- **Material for this task**:
◆ ◆ ◆

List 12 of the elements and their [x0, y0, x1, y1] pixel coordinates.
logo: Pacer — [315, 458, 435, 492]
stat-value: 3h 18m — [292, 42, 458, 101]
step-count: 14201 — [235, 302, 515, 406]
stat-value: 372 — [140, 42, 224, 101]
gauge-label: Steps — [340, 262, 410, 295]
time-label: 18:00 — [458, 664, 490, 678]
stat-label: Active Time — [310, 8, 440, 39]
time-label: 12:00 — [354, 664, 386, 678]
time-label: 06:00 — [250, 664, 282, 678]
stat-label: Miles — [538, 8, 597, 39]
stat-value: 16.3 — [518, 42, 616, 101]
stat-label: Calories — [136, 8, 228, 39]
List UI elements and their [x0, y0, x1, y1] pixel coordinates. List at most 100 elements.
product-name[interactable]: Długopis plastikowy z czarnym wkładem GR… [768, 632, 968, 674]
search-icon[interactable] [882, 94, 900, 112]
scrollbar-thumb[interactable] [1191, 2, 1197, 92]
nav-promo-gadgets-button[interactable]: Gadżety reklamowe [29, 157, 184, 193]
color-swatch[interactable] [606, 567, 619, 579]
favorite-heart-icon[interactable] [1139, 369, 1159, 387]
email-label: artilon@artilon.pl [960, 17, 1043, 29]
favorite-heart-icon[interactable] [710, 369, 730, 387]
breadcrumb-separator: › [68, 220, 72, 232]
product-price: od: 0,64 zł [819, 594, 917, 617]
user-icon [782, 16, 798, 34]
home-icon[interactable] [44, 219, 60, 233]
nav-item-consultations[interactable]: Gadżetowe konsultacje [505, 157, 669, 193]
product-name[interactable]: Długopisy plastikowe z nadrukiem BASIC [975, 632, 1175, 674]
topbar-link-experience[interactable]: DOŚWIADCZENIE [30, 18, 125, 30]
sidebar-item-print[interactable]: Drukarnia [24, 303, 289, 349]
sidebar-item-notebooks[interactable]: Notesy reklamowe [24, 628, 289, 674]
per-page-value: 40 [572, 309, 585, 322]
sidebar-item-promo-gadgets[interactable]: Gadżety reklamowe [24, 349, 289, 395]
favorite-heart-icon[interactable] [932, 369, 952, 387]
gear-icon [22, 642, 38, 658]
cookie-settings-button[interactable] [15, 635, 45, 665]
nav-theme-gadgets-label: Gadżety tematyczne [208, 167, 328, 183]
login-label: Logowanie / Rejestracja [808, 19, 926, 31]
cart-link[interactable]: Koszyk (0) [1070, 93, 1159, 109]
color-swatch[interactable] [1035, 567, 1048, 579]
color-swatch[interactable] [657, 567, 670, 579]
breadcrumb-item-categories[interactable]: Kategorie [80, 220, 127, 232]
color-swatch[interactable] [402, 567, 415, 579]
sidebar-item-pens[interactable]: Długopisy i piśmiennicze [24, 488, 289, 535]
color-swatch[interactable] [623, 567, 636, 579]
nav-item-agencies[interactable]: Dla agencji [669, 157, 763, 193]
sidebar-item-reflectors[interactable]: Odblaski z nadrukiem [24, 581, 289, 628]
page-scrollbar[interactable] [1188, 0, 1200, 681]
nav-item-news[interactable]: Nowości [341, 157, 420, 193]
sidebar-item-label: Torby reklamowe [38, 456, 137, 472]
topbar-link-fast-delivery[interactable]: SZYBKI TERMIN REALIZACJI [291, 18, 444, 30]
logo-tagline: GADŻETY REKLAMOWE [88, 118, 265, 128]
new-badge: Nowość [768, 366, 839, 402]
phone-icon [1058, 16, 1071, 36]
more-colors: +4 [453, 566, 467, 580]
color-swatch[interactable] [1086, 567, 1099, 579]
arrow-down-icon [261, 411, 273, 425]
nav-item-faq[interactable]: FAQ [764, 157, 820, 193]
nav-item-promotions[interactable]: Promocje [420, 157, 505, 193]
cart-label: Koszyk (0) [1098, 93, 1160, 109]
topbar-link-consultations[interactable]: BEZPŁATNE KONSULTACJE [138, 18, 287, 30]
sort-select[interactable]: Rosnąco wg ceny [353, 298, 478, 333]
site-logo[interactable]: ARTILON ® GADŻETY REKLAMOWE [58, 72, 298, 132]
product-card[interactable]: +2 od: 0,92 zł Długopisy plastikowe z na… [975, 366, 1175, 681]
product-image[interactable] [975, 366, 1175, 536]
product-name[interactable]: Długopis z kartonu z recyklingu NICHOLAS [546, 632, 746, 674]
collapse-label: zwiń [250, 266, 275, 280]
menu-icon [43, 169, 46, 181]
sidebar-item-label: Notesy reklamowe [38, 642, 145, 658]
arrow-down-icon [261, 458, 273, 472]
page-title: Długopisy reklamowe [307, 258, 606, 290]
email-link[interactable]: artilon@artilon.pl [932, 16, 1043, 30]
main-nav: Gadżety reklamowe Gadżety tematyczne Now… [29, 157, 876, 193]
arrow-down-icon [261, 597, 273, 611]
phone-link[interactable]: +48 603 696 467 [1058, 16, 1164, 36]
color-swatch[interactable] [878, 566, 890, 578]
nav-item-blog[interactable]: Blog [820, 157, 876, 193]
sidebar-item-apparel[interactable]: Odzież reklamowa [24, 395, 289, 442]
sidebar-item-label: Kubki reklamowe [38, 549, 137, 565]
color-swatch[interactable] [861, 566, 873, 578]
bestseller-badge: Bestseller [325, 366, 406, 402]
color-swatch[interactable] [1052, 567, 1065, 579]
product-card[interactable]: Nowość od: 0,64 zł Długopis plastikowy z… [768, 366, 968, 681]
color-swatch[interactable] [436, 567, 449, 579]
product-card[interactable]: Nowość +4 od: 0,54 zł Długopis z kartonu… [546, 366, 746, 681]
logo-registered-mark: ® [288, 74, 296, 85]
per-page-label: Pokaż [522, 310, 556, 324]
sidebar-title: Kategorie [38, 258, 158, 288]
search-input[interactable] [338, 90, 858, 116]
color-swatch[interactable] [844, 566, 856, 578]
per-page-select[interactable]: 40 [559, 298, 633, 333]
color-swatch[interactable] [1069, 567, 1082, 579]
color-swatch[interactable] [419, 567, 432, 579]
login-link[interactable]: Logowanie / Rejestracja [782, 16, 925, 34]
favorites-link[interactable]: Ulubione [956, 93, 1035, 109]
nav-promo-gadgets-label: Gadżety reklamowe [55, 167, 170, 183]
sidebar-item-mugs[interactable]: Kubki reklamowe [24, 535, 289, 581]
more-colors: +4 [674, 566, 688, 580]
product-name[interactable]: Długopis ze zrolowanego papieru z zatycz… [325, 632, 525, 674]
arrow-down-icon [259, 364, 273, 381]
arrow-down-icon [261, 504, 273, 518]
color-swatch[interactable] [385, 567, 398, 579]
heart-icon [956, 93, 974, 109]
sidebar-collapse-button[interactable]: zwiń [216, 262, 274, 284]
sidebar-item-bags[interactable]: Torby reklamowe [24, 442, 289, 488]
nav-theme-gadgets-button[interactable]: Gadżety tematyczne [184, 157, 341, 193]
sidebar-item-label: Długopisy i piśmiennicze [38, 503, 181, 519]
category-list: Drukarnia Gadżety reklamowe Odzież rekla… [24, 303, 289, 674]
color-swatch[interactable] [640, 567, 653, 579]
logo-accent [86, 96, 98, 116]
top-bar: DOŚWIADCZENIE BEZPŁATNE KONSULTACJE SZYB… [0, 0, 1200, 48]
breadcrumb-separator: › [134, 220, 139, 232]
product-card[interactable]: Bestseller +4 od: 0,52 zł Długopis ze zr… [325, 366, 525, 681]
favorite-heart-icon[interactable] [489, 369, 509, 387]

◆ ◆ ◆

Copy everything from the first line of the listing above down to the line containing "stat-label: Calories — [136, 8, 228, 39]", including both of those lines.

List 12 of the elements and their [x0, y0, x1, y1] pixel coordinates.
logo: Pacer — [315, 458, 435, 492]
stat-value: 3h 18m — [292, 42, 458, 101]
step-count: 14201 — [235, 302, 515, 406]
stat-value: 372 — [140, 42, 224, 101]
gauge-label: Steps — [340, 262, 410, 295]
time-label: 18:00 — [458, 664, 490, 678]
stat-label: Active Time — [310, 8, 440, 39]
time-label: 12:00 — [354, 664, 386, 678]
time-label: 06:00 — [250, 664, 282, 678]
stat-label: Miles — [538, 8, 597, 39]
stat-value: 16.3 — [518, 42, 616, 101]
stat-label: Calories — [136, 8, 228, 39]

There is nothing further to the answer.